**Exercise**
Find every line with the word "hydrate" and give their count, nothing else.

**Extracted data**
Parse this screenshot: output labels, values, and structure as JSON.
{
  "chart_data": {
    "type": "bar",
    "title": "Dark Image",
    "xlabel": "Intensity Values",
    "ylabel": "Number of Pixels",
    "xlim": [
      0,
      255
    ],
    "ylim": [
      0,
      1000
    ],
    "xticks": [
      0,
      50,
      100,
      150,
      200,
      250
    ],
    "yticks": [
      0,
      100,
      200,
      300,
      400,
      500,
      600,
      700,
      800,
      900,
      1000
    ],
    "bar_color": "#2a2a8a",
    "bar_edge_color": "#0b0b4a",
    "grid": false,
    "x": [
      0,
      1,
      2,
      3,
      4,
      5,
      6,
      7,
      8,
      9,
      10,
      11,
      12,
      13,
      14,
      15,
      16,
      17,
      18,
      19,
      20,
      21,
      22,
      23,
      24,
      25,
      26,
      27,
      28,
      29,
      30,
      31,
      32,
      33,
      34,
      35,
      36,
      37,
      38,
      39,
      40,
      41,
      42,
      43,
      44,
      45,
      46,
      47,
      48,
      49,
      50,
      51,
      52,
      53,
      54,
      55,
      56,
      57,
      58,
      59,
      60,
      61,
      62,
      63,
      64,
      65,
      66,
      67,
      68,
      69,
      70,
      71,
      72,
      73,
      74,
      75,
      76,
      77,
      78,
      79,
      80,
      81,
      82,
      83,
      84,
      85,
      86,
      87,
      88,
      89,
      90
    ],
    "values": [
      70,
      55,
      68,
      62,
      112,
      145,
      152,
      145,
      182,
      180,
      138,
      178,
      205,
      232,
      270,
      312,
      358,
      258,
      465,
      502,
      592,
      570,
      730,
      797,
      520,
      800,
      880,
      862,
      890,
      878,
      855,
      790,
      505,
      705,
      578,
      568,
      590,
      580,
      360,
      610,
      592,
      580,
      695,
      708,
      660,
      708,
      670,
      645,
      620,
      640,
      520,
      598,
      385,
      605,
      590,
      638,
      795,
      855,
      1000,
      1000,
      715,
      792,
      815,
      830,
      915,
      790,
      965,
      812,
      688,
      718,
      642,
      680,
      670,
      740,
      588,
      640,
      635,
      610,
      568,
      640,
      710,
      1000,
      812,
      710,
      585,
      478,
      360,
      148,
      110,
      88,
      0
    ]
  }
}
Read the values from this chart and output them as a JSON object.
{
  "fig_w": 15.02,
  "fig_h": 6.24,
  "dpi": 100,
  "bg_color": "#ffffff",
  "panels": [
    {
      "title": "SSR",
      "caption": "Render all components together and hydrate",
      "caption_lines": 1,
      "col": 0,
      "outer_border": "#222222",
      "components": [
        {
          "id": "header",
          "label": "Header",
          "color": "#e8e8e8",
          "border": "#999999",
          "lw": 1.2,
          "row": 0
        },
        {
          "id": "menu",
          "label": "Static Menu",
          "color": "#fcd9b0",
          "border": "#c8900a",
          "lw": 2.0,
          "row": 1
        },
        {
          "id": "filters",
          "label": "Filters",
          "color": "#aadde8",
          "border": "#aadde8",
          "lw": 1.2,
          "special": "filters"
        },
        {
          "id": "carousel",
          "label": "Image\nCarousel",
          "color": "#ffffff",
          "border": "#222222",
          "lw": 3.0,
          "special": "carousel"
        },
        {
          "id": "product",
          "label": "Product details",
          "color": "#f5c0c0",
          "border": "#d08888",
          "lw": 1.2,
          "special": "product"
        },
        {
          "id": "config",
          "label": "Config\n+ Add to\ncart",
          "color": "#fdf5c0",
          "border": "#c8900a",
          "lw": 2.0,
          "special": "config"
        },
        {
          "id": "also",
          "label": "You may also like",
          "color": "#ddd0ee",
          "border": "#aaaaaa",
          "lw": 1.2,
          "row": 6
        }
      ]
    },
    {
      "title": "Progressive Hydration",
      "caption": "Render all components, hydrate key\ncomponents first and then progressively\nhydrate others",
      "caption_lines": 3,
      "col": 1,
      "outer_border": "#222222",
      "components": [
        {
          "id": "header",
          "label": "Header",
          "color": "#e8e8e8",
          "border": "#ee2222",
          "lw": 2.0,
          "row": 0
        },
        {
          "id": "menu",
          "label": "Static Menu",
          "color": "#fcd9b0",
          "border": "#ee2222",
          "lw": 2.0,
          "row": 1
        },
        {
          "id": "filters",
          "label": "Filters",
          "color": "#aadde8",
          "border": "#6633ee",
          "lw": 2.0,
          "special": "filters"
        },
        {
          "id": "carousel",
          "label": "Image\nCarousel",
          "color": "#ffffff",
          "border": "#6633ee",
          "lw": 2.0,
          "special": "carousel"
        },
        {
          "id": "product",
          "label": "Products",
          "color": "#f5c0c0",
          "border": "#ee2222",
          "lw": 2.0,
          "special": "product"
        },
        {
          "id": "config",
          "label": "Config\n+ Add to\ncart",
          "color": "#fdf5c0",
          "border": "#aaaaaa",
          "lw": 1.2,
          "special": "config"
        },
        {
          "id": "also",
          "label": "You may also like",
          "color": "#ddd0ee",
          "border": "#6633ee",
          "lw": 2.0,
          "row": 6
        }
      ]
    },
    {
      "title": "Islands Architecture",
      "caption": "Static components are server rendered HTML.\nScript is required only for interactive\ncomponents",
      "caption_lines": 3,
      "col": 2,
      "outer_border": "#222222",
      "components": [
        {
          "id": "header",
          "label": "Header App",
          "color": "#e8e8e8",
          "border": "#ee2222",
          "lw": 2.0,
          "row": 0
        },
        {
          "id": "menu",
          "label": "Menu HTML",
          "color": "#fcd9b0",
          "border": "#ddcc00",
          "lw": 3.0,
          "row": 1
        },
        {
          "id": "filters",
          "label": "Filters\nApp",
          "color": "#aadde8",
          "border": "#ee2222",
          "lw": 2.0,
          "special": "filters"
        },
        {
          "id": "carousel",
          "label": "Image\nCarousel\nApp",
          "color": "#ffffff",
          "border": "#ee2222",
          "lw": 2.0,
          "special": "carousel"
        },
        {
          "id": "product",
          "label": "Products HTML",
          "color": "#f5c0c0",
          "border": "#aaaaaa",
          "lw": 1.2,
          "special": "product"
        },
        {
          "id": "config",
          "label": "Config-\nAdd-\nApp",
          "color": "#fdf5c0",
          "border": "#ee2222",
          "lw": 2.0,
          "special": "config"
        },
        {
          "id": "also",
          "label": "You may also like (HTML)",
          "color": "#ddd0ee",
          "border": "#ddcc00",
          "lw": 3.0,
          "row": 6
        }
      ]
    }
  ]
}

**Finished task**
2